Select from the data all lines with the word "Makefile".
>> start AVAILABLE RECORDS
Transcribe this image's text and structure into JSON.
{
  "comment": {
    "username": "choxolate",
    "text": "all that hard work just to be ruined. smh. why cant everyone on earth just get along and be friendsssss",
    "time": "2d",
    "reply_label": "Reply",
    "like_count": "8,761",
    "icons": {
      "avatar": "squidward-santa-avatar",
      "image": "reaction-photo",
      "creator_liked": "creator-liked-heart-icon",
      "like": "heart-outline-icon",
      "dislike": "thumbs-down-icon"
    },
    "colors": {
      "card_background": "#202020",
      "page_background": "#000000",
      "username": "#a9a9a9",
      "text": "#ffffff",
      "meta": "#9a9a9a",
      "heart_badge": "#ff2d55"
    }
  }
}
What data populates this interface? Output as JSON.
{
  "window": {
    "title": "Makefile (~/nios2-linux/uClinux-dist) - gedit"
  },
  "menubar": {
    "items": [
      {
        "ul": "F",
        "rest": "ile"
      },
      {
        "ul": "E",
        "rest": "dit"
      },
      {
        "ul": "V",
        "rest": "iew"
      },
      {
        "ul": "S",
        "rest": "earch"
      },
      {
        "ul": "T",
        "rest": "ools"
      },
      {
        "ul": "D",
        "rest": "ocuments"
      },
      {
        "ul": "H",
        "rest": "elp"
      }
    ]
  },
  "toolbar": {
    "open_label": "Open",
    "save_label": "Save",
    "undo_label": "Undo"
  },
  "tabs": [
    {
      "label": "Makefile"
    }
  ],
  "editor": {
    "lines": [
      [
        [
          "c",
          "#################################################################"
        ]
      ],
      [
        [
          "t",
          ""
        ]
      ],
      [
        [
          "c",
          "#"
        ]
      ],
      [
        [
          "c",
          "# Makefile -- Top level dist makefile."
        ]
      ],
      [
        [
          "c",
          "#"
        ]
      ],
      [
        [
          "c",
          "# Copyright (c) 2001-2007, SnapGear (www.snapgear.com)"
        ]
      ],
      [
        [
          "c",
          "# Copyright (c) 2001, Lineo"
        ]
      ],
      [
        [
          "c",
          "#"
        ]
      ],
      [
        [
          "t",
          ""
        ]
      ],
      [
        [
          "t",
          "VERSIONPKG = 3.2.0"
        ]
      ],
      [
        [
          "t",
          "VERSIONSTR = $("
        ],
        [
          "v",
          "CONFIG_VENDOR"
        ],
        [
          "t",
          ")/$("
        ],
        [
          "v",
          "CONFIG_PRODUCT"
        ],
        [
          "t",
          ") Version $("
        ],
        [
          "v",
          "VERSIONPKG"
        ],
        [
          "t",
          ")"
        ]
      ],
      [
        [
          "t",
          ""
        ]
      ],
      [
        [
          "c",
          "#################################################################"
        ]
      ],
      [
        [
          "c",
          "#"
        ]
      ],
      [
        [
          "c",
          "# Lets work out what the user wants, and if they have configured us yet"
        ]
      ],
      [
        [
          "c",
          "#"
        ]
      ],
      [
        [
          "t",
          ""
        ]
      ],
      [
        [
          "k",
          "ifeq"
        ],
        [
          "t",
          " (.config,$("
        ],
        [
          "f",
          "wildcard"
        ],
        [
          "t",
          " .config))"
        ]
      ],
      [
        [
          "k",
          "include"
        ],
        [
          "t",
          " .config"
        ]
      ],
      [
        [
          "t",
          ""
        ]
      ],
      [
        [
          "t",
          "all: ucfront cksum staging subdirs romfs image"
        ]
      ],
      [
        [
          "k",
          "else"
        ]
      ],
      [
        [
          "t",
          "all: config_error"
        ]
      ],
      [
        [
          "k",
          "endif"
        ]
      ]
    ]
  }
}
>> end AVAILABLE RECORDS
ANSWER FOR THE TASK:
    "title": "Makefile (~/nios2-linux/uClinux-dist) - gedit"
      "label": "Makefile"
          "# Makefile -- Top level dist makefile."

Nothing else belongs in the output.